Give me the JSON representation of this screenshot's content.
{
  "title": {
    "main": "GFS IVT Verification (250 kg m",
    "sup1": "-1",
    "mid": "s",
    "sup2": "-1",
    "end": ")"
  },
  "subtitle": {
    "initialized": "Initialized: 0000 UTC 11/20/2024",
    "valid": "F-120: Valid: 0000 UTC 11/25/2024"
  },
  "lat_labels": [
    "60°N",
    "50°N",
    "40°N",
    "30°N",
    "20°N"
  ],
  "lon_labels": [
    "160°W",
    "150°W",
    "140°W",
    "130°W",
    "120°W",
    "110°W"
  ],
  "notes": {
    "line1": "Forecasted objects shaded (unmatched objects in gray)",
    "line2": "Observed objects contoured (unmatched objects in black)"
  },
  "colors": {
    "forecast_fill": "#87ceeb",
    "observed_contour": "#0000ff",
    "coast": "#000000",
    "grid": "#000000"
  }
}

- EXERCISE DETAILS:
Copy out the whole listing exactly; please set it all down.

- ANSWER BELOW:
Give me the JSON representation of this screenshot's content.
{
  "title": {
    "main": "GFS IVT Verification (250 kg m",
    "sup1": "-1",
    "mid": "s",
    "sup2": "-1",
    "end": ")"
  },
  "subtitle": {
    "initialized": "Initialized: 0000 UTC 11/20/2024",
    "valid": "F-120: Valid: 0000 UTC 11/25/2024"
  },
  "lat_labels": [
    "60°N",
    "50°N",
    "40°N",
    "30°N",
    "20°N"
  ],
  "lon_labels": [
    "160°W",
    "150°W",
    "140°W",
    "130°W",
    "120°W",
    "110°W"
  ],
  "notes": {
    "line1": "Forecasted objects shaded (unmatched objects in gray)",
    "line2": "Observed objects contoured (unmatched objects in black)"
  },
  "colors": {
    "forecast_fill": "#87ceeb",
    "observed_contour": "#0000ff",
    "coast": "#000000",
    "grid": "#000000"
  }
}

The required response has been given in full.